### THE RECORDS:
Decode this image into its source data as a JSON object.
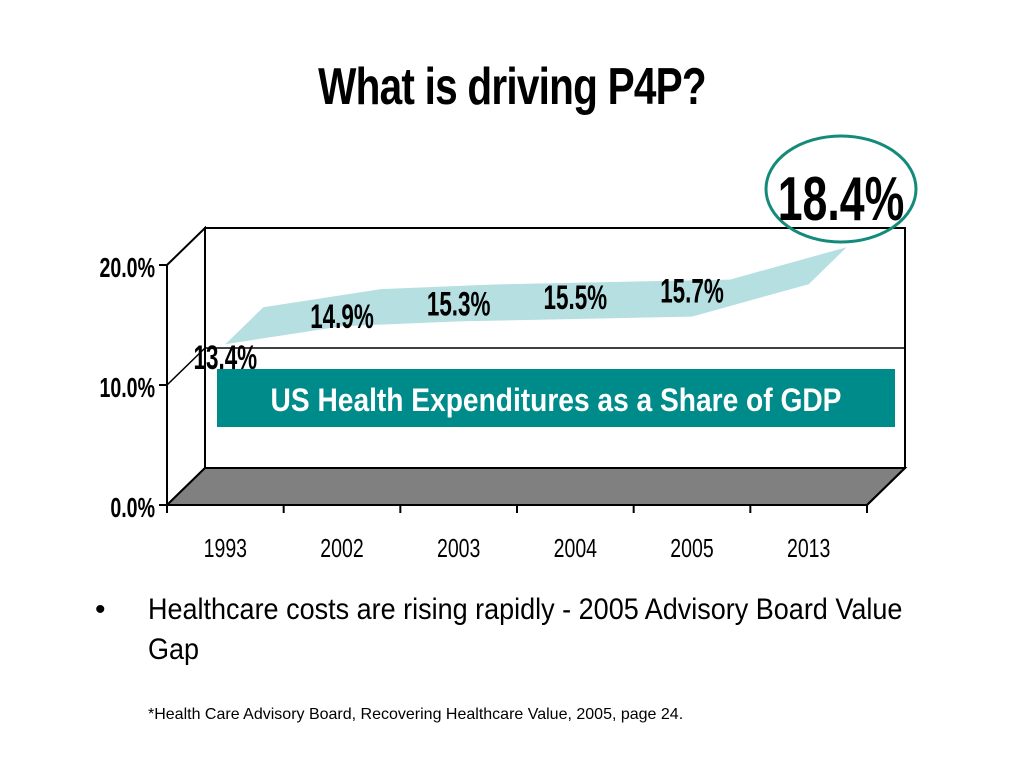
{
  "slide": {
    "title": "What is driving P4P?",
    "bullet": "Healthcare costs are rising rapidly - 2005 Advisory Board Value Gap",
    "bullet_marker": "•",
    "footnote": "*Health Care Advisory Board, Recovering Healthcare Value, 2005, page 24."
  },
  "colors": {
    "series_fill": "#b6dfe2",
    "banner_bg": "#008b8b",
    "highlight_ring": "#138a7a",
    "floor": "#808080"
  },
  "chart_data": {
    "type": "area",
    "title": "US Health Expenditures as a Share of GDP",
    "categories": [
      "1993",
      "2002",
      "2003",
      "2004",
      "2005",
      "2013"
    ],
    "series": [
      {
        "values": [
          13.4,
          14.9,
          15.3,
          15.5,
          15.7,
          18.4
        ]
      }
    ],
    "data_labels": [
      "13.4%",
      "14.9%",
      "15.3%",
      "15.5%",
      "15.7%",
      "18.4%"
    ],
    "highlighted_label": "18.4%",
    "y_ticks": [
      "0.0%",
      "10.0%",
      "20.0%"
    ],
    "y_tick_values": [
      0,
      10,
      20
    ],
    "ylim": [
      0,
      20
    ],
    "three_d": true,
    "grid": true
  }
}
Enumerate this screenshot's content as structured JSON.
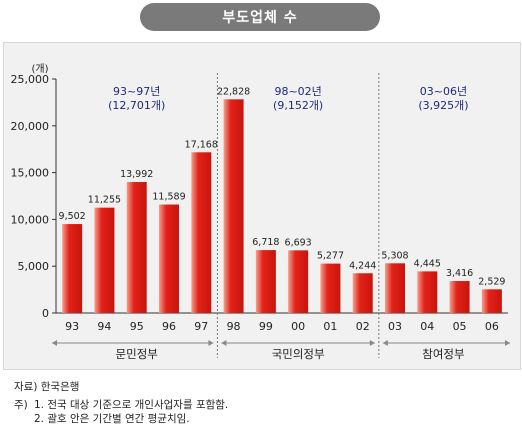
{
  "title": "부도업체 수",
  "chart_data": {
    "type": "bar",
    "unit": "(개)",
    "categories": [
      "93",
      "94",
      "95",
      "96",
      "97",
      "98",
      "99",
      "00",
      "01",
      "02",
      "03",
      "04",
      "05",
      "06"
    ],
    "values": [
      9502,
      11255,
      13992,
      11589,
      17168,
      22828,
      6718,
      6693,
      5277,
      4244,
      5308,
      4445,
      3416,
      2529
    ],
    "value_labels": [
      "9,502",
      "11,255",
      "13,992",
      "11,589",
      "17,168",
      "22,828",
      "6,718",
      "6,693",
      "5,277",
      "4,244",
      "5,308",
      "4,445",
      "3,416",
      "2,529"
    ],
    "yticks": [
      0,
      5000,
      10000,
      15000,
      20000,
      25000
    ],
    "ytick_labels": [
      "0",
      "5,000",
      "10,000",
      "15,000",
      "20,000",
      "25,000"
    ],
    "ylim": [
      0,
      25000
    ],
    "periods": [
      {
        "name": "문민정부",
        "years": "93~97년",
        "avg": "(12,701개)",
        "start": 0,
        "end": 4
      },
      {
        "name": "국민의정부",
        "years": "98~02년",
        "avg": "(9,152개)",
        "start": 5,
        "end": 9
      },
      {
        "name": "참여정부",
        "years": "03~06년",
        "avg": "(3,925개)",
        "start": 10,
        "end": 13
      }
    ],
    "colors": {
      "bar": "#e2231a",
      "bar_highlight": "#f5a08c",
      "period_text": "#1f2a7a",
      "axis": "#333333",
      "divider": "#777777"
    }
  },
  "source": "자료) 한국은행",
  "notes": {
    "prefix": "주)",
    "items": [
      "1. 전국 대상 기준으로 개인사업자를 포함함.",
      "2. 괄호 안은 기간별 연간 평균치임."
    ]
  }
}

### TASK TO COMPLETE:
Print every entry exactly as written, without the pictures.

### TASK ANSWER:
Decode this image into its source data as a JSON object.
{
  "slide": {
    "title": "What is driving P4P?",
    "bullet": "Healthcare costs are rising rapidly - 2005 Advisory Board Value Gap",
    "bullet_marker": "•",
    "footnote": "*Health Care Advisory Board, Recovering Healthcare Value, 2005, page 24."
  },
  "colors": {
    "series_fill": "#b6dfe2",
    "banner_bg": "#008b8b",
    "highlight_ring": "#138a7a",
    "floor": "#808080"
  },
  "chart_data": {
    "type": "area",
    "title": "US Health Expenditures as a Share of GDP",
    "categories": [
      "1993",
      "2002",
      "2003",
      "2004",
      "2005",
      "2013"
    ],
    "series": [
      {
        "values": [
          13.4,
          14.9,
          15.3,
          15.5,
          15.7,
          18.4
        ]
      }
    ],
    "data_labels": [
      "13.4%",
      "14.9%",
      "15.3%",
      "15.5%",
      "15.7%",
      "18.4%"
    ],
    "highlighted_label": "18.4%",
    "y_ticks": [
      "0.0%",
      "10.0%",
      "20.0%"
    ],
    "y_tick_values": [
      0,
      10,
      20
    ],
    "ylim": [
      0,
      20
    ],
    "three_d": true,
    "grid": true
  }
}
Enumerate this screenshot's content as structured JSON.
{
  "title": "부도업체 수",
  "chart_data": {
    "type": "bar",
    "unit": "(개)",
    "categories": [
      "93",
      "94",
      "95",
      "96",
      "97",
      "98",
      "99",
      "00",
      "01",
      "02",
      "03",
      "04",
      "05",
      "06"
    ],
    "values": [
      9502,
      11255,
      13992,
      11589,
      17168,
      22828,
      6718,
      6693,
      5277,
      4244,
      5308,
      4445,
      3416,
      2529
    ],
    "value_labels": [
      "9,502",
      "11,255",
      "13,992",
      "11,589",
      "17,168",
      "22,828",
      "6,718",
      "6,693",
      "5,277",
      "4,244",
      "5,308",
      "4,445",
      "3,416",
      "2,529"
    ],
    "yticks": [
      0,
      5000,
      10000,
      15000,
      20000,
      25000
    ],
    "ytick_labels": [
      "0",
      "5,000",
      "10,000",
      "15,000",
      "20,000",
      "25,000"
    ],
    "ylim": [
      0,
      25000
    ],
    "periods": [
      {
        "name": "문민정부",
        "years": "93~97년",
        "avg": "(12,701개)",
        "start": 0,
        "end": 4
      },
      {
        "name": "국민의정부",
        "years": "98~02년",
        "avg": "(9,152개)",
        "start": 5,
        "end": 9
      },
      {
        "name": "참여정부",
        "years": "03~06년",
        "avg": "(3,925개)",
        "start": 10,
        "end": 13
      }
    ],
    "colors": {
      "bar": "#e2231a",
      "bar_highlight": "#f5a08c",
      "period_text": "#1f2a7a",
      "axis": "#333333",
      "divider": "#777777"
    }
  },
  "source": "자료) 한국은행",
  "notes": {
    "prefix": "주)",
    "items": [
      "1. 전국 대상 기준으로 개인사업자를 포함함.",
      "2. 괄호 안은 기간별 연간 평균치임."
    ]
  }
}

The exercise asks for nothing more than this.